**WORK INSTRUCTIONS**
Copy down all of the data underneath, exactly as shown.

[Records contained in a dataset]
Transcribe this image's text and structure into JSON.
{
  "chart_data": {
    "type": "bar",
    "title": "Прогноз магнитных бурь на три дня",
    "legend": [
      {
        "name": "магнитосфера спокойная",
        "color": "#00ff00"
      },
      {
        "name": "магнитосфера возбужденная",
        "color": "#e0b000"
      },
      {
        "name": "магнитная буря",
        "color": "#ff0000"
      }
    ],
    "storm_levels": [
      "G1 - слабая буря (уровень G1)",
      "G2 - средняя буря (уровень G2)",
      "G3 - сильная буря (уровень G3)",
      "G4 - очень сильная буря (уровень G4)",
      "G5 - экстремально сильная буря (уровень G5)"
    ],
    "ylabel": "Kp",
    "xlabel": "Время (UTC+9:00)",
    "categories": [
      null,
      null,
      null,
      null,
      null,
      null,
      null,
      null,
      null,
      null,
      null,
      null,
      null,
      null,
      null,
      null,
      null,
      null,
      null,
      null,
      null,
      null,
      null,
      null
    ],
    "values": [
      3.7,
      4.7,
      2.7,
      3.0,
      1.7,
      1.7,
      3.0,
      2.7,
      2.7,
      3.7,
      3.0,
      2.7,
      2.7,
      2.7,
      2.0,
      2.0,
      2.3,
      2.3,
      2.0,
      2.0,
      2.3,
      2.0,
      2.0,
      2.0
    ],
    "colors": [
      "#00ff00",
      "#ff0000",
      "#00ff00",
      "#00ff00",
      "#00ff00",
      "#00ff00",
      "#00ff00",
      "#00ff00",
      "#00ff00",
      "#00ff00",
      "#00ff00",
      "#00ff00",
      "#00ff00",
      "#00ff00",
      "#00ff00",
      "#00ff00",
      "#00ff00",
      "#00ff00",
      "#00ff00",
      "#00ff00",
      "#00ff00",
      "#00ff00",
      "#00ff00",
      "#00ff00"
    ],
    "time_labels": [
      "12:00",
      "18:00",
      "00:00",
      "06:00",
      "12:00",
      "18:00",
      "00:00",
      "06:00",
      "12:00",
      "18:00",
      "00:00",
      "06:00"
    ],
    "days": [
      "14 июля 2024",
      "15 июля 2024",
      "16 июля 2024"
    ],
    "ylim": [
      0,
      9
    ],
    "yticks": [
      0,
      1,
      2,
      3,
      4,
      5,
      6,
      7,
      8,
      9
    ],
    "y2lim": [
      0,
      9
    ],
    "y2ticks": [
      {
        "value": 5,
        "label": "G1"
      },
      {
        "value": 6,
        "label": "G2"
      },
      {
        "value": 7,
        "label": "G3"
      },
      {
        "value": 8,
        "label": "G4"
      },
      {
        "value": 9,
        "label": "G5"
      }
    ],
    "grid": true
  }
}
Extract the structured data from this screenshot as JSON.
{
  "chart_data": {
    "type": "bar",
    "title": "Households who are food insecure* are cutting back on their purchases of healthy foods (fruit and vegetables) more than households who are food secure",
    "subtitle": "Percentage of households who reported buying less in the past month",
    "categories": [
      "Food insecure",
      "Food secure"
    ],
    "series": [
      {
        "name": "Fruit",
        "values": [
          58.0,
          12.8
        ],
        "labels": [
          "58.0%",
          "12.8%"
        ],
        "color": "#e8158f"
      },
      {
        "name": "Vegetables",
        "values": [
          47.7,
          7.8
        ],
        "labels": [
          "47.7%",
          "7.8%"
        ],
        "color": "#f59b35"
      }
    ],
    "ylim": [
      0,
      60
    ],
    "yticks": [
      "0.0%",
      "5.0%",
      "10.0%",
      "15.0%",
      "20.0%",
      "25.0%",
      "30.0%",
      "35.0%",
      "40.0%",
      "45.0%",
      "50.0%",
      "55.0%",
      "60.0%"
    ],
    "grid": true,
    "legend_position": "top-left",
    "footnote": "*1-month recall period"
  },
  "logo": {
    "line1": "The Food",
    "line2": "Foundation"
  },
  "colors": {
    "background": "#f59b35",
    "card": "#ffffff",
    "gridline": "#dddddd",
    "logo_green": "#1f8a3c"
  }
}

**SOLUTION BELOW**
Transcribe this image's text and structure into JSON.
{
  "chart_data": {
    "type": "bar",
    "title": "Прогноз магнитных бурь на три дня",
    "legend": [
      {
        "name": "магнитосфера спокойная",
        "color": "#00ff00"
      },
      {
        "name": "магнитосфера возбужденная",
        "color": "#e0b000"
      },
      {
        "name": "магнитная буря",
        "color": "#ff0000"
      }
    ],
    "storm_levels": [
      "G1 - слабая буря (уровень G1)",
      "G2 - средняя буря (уровень G2)",
      "G3 - сильная буря (уровень G3)",
      "G4 - очень сильная буря (уровень G4)",
      "G5 - экстремально сильная буря (уровень G5)"
    ],
    "ylabel": "Kp",
    "xlabel": "Время (UTC+9:00)",
    "categories": [
      null,
      null,
      null,
      null,
      null,
      null,
      null,
      null,
      null,
      null,
      null,
      null,
      null,
      null,
      null,
      null,
      null,
      null,
      null,
      null,
      null,
      null,
      null,
      null
    ],
    "values": [
      3.7,
      4.7,
      2.7,
      3.0,
      1.7,
      1.7,
      3.0,
      2.7,
      2.7,
      3.7,
      3.0,
      2.7,
      2.7,
      2.7,
      2.0,
      2.0,
      2.3,
      2.3,
      2.0,
      2.0,
      2.3,
      2.0,
      2.0,
      2.0
    ],
    "colors": [
      "#00ff00",
      "#ff0000",
      "#00ff00",
      "#00ff00",
      "#00ff00",
      "#00ff00",
      "#00ff00",
      "#00ff00",
      "#00ff00",
      "#00ff00",
      "#00ff00",
      "#00ff00",
      "#00ff00",
      "#00ff00",
      "#00ff00",
      "#00ff00",
      "#00ff00",
      "#00ff00",
      "#00ff00",
      "#00ff00",
      "#00ff00",
      "#00ff00",
      "#00ff00",
      "#00ff00"
    ],
    "time_labels": [
      "12:00",
      "18:00",
      "00:00",
      "06:00",
      "12:00",
      "18:00",
      "00:00",
      "06:00",
      "12:00",
      "18:00",
      "00:00",
      "06:00"
    ],
    "days": [
      "14 июля 2024",
      "15 июля 2024",
      "16 июля 2024"
    ],
    "ylim": [
      0,
      9
    ],
    "yticks": [
      0,
      1,
      2,
      3,
      4,
      5,
      6,
      7,
      8,
      9
    ],
    "y2lim": [
      0,
      9
    ],
    "y2ticks": [
      {
        "value": 5,
        "label": "G1"
      },
      {
        "value": 6,
        "label": "G2"
      },
      {
        "value": 7,
        "label": "G3"
      },
      {
        "value": 8,
        "label": "G4"
      },
      {
        "value": 9,
        "label": "G5"
      }
    ],
    "grid": true
  }
}
Extract the structured data from this screenshot as JSON.
{
  "chart_data": {
    "type": "bar",
    "title": "Households who are food insecure* are cutting back on their purchases of healthy foods (fruit and vegetables) more than households who are food secure",
    "subtitle": "Percentage of households who reported buying less in the past month",
    "categories": [
      "Food insecure",
      "Food secure"
    ],
    "series": [
      {
        "name": "Fruit",
        "values": [
          58.0,
          12.8
        ],
        "labels": [
          "58.0%",
          "12.8%"
        ],
        "color": "#e8158f"
      },
      {
        "name": "Vegetables",
        "values": [
          47.7,
          7.8
        ],
        "labels": [
          "47.7%",
          "7.8%"
        ],
        "color": "#f59b35"
      }
    ],
    "ylim": [
      0,
      60
    ],
    "yticks": [
      "0.0%",
      "5.0%",
      "10.0%",
      "15.0%",
      "20.0%",
      "25.0%",
      "30.0%",
      "35.0%",
      "40.0%",
      "45.0%",
      "50.0%",
      "55.0%",
      "60.0%"
    ],
    "grid": true,
    "legend_position": "top-left",
    "footnote": "*1-month recall period"
  },
  "logo": {
    "line1": "The Food",
    "line2": "Foundation"
  },
  "colors": {
    "background": "#f59b35",
    "card": "#ffffff",
    "gridline": "#dddddd",
    "logo_green": "#1f8a3c"
  }
}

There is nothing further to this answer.